# START OF Entries provided

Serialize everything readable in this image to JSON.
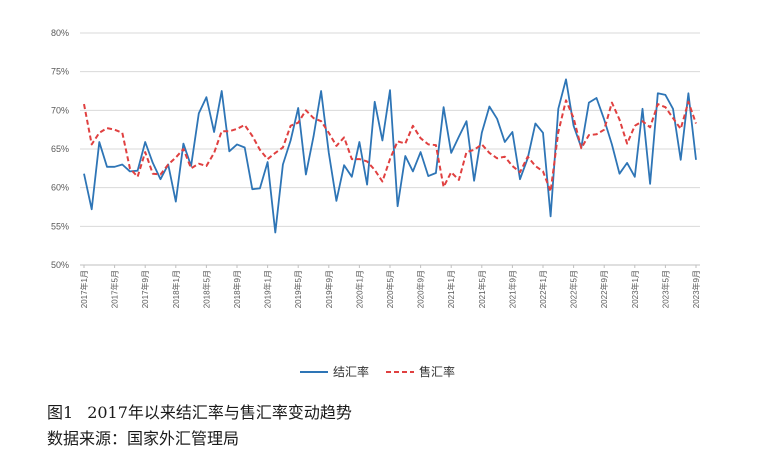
{
  "chart_data": {
    "type": "line",
    "ylim": [
      0.5,
      0.8
    ],
    "y_ticks": [
      "50%",
      "55%",
      "60%",
      "65%",
      "70%",
      "75%",
      "80%"
    ],
    "y_tick_values": [
      0.5,
      0.55,
      0.6,
      0.65,
      0.7,
      0.75,
      0.8
    ],
    "x_tick_labels": [
      "2017年1月",
      "2017年5月",
      "2017年9月",
      "2018年1月",
      "2018年5月",
      "2018年9月",
      "2019年1月",
      "2019年5月",
      "2019年9月",
      "2020年1月",
      "2020年5月",
      "2020年9月",
      "2021年1月",
      "2021年5月",
      "2021年9月",
      "2022年1月",
      "2022年5月",
      "2022年9月",
      "2023年1月",
      "2023年5月",
      "2023年9月"
    ],
    "grid": "horizontal",
    "legend_position": "bottom",
    "series": [
      {
        "name": "结汇率",
        "color": "#2E75B6",
        "dash": "solid",
        "values": [
          0.618,
          0.572,
          0.659,
          0.627,
          0.627,
          0.63,
          0.621,
          0.622,
          0.659,
          0.632,
          0.611,
          0.63,
          0.582,
          0.657,
          0.628,
          0.696,
          0.717,
          0.672,
          0.725,
          0.647,
          0.656,
          0.652,
          0.598,
          0.599,
          0.633,
          0.542,
          0.63,
          0.661,
          0.703,
          0.617,
          0.666,
          0.725,
          0.645,
          0.583,
          0.629,
          0.614,
          0.659,
          0.604,
          0.711,
          0.661,
          0.726,
          0.576,
          0.641,
          0.621,
          0.646,
          0.615,
          0.619,
          0.704,
          0.645,
          0.666,
          0.686,
          0.609,
          0.671,
          0.705,
          0.689,
          0.659,
          0.672,
          0.611,
          0.638,
          0.683,
          0.671,
          0.563,
          0.702,
          0.74,
          0.68,
          0.652,
          0.71,
          0.716,
          0.688,
          0.656,
          0.618,
          0.632,
          0.614,
          0.702,
          0.605,
          0.722,
          0.72,
          0.702,
          0.636,
          0.722,
          0.636
        ]
      },
      {
        "name": "售汇率",
        "color": "#E04040",
        "dash": "dashed",
        "values": [
          0.708,
          0.656,
          0.671,
          0.677,
          0.675,
          0.671,
          0.625,
          0.614,
          0.646,
          0.618,
          0.617,
          0.63,
          0.639,
          0.65,
          0.625,
          0.631,
          0.628,
          0.645,
          0.673,
          0.673,
          0.676,
          0.681,
          0.667,
          0.649,
          0.637,
          0.645,
          0.652,
          0.68,
          0.684,
          0.7,
          0.69,
          0.686,
          0.671,
          0.654,
          0.665,
          0.637,
          0.637,
          0.634,
          0.623,
          0.608,
          0.637,
          0.66,
          0.657,
          0.68,
          0.664,
          0.656,
          0.655,
          0.601,
          0.62,
          0.61,
          0.646,
          0.649,
          0.656,
          0.645,
          0.638,
          0.64,
          0.628,
          0.62,
          0.64,
          0.628,
          0.621,
          0.595,
          0.672,
          0.713,
          0.69,
          0.651,
          0.668,
          0.669,
          0.675,
          0.71,
          0.688,
          0.657,
          0.68,
          0.686,
          0.678,
          0.708,
          0.704,
          0.69,
          0.676,
          0.711,
          0.683
        ]
      }
    ]
  },
  "caption": {
    "figure_label": "图1",
    "title": "2017年以来结汇率与售汇率变动趋势",
    "source": "数据来源：国家外汇管理局"
  }
}
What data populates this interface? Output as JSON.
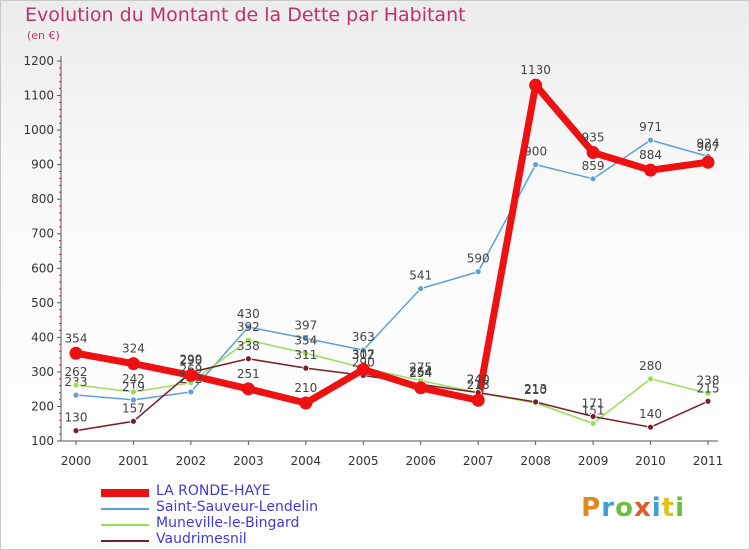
{
  "title": "Evolution du Montant de la Dette par Habitant",
  "subtitle": "(en €)",
  "brand": "Proxiti",
  "chart_data": {
    "type": "line",
    "x": [
      "2000",
      "2001",
      "2002",
      "2003",
      "2004",
      "2005",
      "2006",
      "2007",
      "2008",
      "2009",
      "2010",
      "2011"
    ],
    "ylim": [
      100,
      1200
    ],
    "yticks": [
      100,
      200,
      300,
      400,
      500,
      600,
      700,
      800,
      900,
      1000,
      1100,
      1200
    ],
    "grid": false,
    "legend_position": "bottom-left",
    "series": [
      {
        "name": "LA RONDE-HAYE",
        "color": "#ee1111",
        "width": 7,
        "values": [
          354,
          324,
          290,
          251,
          210,
          307,
          254,
          218,
          1130,
          935,
          884,
          907
        ]
      },
      {
        "name": "Saint-Sauveur-Lendelin",
        "color": "#5fa0d4",
        "width": 1.5,
        "values": [
          233,
          219,
          242,
          430,
          397,
          363,
          541,
          590,
          900,
          859,
          971,
          924
        ]
      },
      {
        "name": "Muneville-le-Bingard",
        "color": "#99dd55",
        "width": 1.5,
        "values": [
          262,
          242,
          269,
          392,
          354,
          312,
          275,
          240,
          210,
          151,
          280,
          238
        ]
      },
      {
        "name": "Vaudrimesnil",
        "color": "#7a1f2a",
        "width": 1.5,
        "values": [
          130,
          157,
          299,
          338,
          311,
          290,
          264,
          240,
          213,
          171,
          140,
          215
        ]
      }
    ]
  }
}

# END OF Entries provided

● Instructions to follow:
Looking at the data above, show all lines where the word "this" occurs.

● Solution below:
Serialize everything readable in this image to JSON.
What data populates this interface? Output as JSON.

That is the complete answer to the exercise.